### DATA ROWS

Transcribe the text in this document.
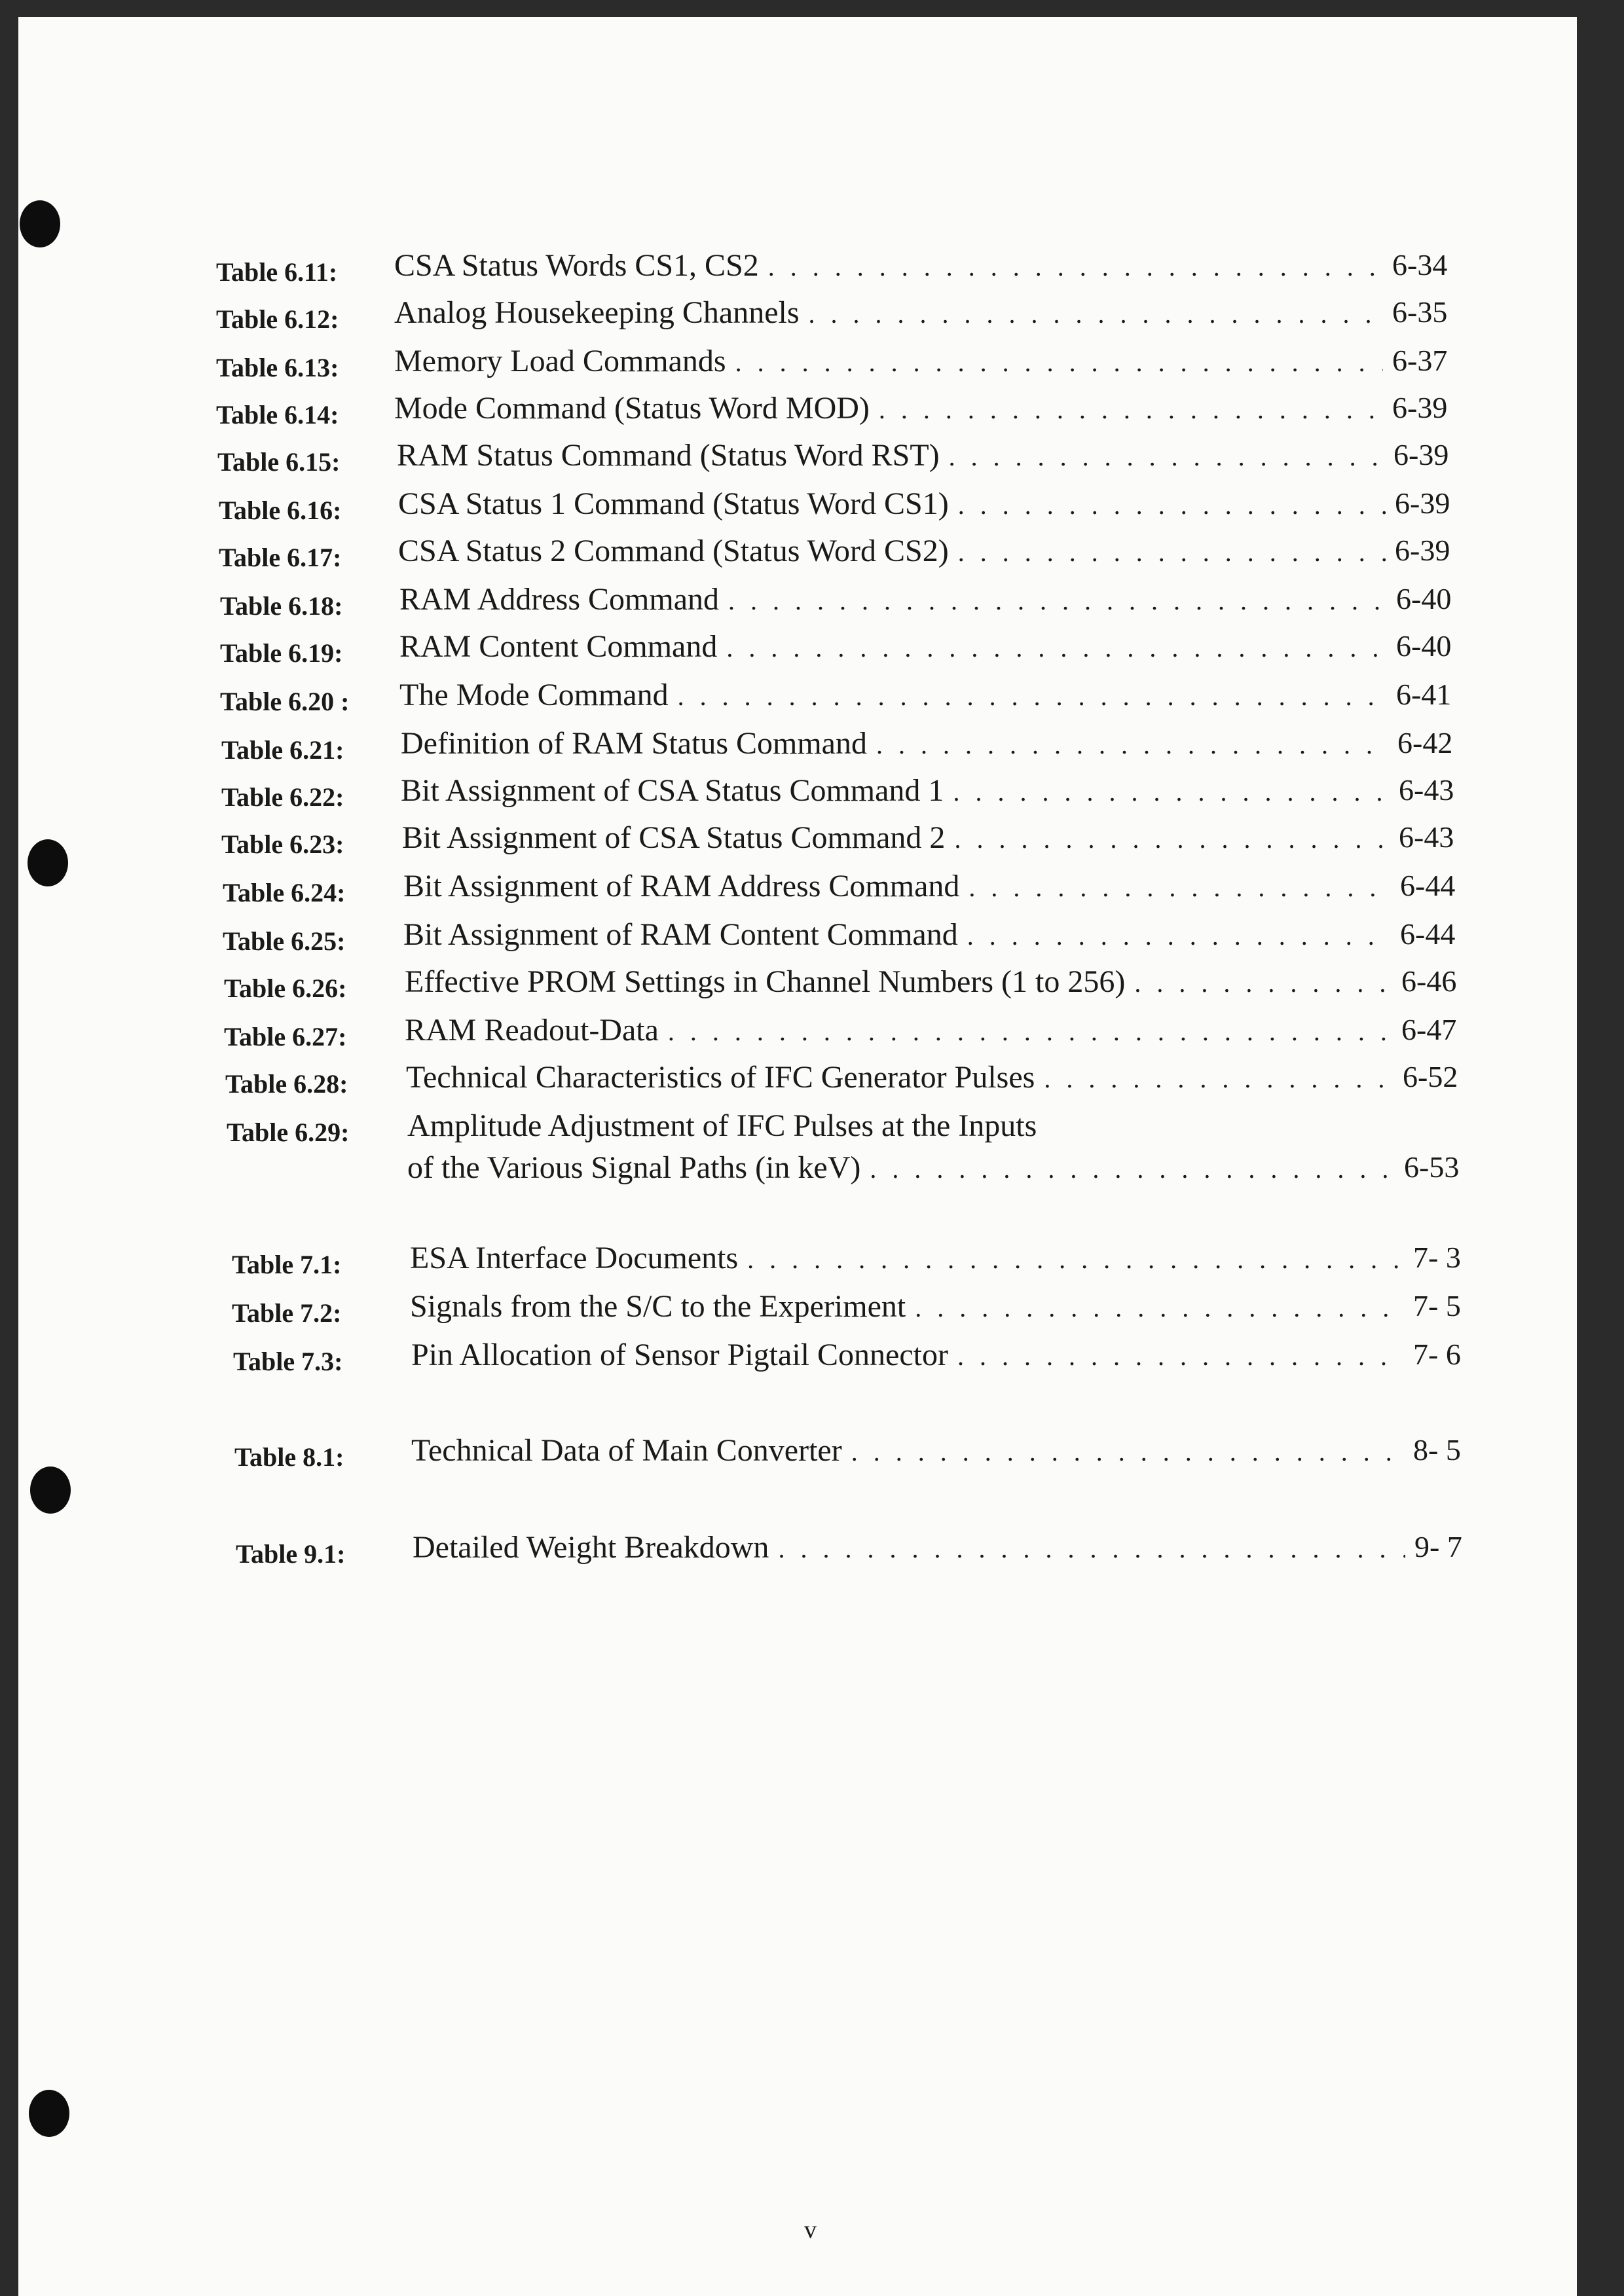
Table 6.11: CSA Status Words CS1, CS2 . . .	6-34
Table 6.12: Analog Housekeeping Channels . . .	6-35
Table 6.13: Memory Load Commands . . .	6-37
Table 6.14: Mode Command (Status Word MOD) . . .	6-39
Table 6.15: RAM Status Command (Status Word RST) . . .	6-39
Table 6.16: CSA Status 1 Command (Status Word CS1) . . .	6-39
Table 6.17: CSA Status 2 Command (Status Word CS2) . . .	6-39
Table 6.18: RAM Address Command . . .	6-40
Table 6.19: RAM Content Command . . .	6-40
Table 6.20 : The Mode Command . . .	6-41
Table 6.21: Definition of RAM Status Command . . .	6-42
Table 6.22: Bit Assignment of CSA Status Command 1 . . .	6-43
Table 6.23: Bit Assignment of CSA Status Command 2 . . .	6-43
Table 6.24: Bit Assignment of RAM Address Command . . .	6-44
Table 6.25: Bit Assignment of RAM Content Command . . .	6-44
Table 6.26: Effective PROM Settings in Channel Numbers (1 to 256) . . .	6-46
Table 6.27: RAM Readout-Data . . .	6-47
Table 6.28: Technical Characteristics of IFC Generator Pulses . . .	6-52
Table 6.29: Amplitude Adjustment of IFC Pulses at the Inputs
of the Various Signal Paths (in keV) . . .	6-53
Table 7.1: ESA Interface Documents . . .	7- 3
Table 7.2: Signals from the S/C to the Experiment . . .	7- 5
Table 7.3: Pin Allocation of Sensor Pigtail Connector . . .	7- 6
Table 8.1: Technical Data of Main Converter . . .	8- 5
Table 9.1: Detailed Weight Breakdown . . .	9- 7
v
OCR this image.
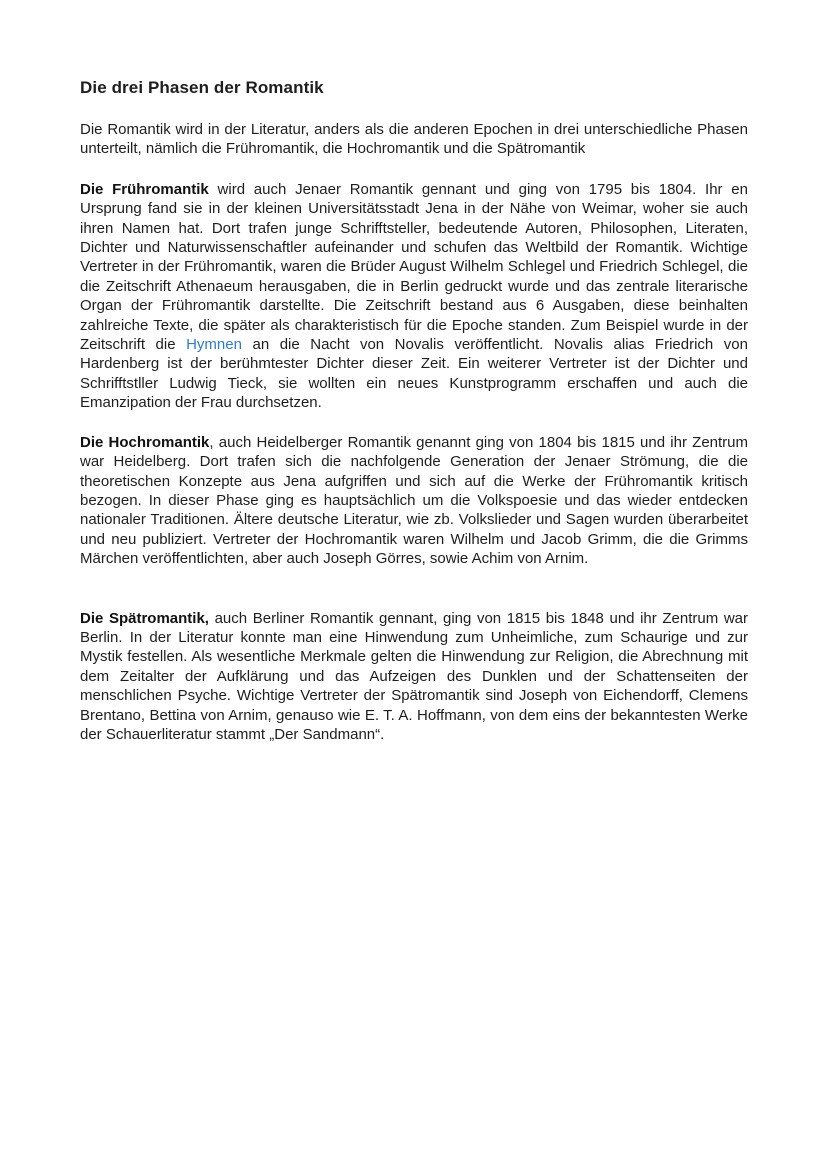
Die drei Phasen der Romantik

Die Romantik wird in der Literatur, anders als die anderen Epochen in drei unterschiedliche Phasen unterteilt, nämlich die Frühromantik, die Hochromantik und die Spätromantik

Die Frühromantik wird auch Jenaer Romantik gennant und ging von 1795 bis 1804. Ihr en Ursprung fand sie in der kleinen Universitätsstadt Jena in der Nähe von Weimar, woher sie auch ihren Namen hat. Dort trafen junge Schrifftsteller, bedeutende Autoren, Philosophen, Literaten, Dichter und Naturwissenschaftler aufeinander und schufen das Weltbild der Romantik. Wichtige Vertreter in der Frühromantik, waren die Brüder August Wilhelm Schlegel und Friedrich Schlegel, die die Zeitschrift Athenaeum herausgaben, die in Berlin gedruckt wurde und das zentrale literarische Organ der Frühromantik darstellte. Die Zeitschrift bestand aus 6 Ausgaben, diese beinhalten zahlreiche Texte, die später als charakteristisch für die Epoche standen. Zum Beispiel wurde in der Zeitschrift die Hymnen an die Nacht von Novalis veröffentlicht. Novalis alias Friedrich von Hardenberg ist der berühmtester Dichter dieser Zeit. Ein weiterer Vertreter ist der Dichter und Schrifftstller Ludwig Tieck, sie wollten ein neues Kunstprogramm erschaffen und auch die Emanzipation der Frau durchsetzen.

Die Hochromantik, auch Heidelberger Romantik genannt ging von 1804 bis 1815 und ihr Zentrum war Heidelberg. Dort trafen sich die nachfolgende Generation der Jenaer Strömung, die die theoretischen Konzepte aus Jena aufgriffen und sich auf die Werke der Frühromantik kritisch bezogen. In dieser Phase ging es hauptsächlich um die Volkspoesie und das wieder entdecken nationaler Traditionen. Ältere deutsche Literatur, wie zb. Volkslieder und Sagen wurden überarbeitet und neu publiziert. Vertreter der Hochromantik waren Wilhelm und Jacob Grimm, die die Grimms Märchen veröffentlichten, aber auch Joseph Görres, sowie Achim von Arnim.

Die Spätromantik, auch Berliner Romantik gennant, ging von 1815 bis 1848 und ihr Zentrum war Berlin. In der Literatur konnte man eine Hinwendung zum Unheimliche, zum Schaurige und zur Mystik festellen. Als wesentliche Merkmale gelten die Hinwendung zur Religion, die Abrechnung mit dem Zeitalter der Aufklärung und das Aufzeigen des Dunklen und der Schattenseiten der menschlichen Psyche. Wichtige Vertreter der Spätromantik sind Joseph von Eichendorff, Clemens Brentano, Bettina von Arnim, genauso wie E. T. A. Hoffmann, von dem eins der bekanntesten Werke der Schauerliteratur stammt „Der Sandmann“.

### EXERCISE DETAILS
Select the lines that carry the string "Mode" and copy them.

### RESPONSE TO THE TASK
Table 6.14: Mode Command (Status Word MOD) . . .	6-39
Table 6.20 : The Mode Command . . .	6-41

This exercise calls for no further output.